■ **WORK TO BE COMPLETED**:
Check each line of the records for "screenshot"; collect those that have it.

■ **DATA SHOWN**:
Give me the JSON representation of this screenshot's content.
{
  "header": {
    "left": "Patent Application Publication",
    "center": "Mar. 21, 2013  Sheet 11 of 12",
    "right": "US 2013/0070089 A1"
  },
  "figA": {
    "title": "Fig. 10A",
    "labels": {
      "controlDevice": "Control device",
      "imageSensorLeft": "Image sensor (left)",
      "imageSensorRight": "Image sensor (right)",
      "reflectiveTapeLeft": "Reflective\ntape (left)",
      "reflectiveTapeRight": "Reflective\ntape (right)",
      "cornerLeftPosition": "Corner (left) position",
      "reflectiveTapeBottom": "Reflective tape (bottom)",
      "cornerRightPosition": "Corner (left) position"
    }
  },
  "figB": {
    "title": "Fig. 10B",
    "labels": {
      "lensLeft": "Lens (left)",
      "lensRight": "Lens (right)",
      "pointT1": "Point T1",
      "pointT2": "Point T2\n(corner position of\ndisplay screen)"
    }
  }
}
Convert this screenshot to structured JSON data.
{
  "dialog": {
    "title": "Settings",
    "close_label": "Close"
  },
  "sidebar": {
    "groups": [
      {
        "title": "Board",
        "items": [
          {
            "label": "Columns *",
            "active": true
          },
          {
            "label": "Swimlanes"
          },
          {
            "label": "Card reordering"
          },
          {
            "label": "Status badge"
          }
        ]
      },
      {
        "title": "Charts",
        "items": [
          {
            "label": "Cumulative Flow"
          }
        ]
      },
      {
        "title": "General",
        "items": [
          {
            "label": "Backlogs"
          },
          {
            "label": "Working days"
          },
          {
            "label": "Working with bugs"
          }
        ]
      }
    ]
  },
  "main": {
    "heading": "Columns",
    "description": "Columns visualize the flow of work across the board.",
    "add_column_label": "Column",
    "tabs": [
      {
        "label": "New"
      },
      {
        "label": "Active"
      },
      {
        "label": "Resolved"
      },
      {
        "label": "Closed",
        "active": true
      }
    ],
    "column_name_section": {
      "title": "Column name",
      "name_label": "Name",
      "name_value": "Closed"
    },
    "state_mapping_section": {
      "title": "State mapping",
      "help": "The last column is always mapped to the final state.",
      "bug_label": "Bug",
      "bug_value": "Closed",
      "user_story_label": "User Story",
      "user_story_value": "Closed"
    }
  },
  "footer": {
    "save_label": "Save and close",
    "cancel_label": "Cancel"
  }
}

■ **PROBLEM SOLUTION**:
Give me the JSON representation of this screenshot's content.
Convert this screenshot to structured JSON data.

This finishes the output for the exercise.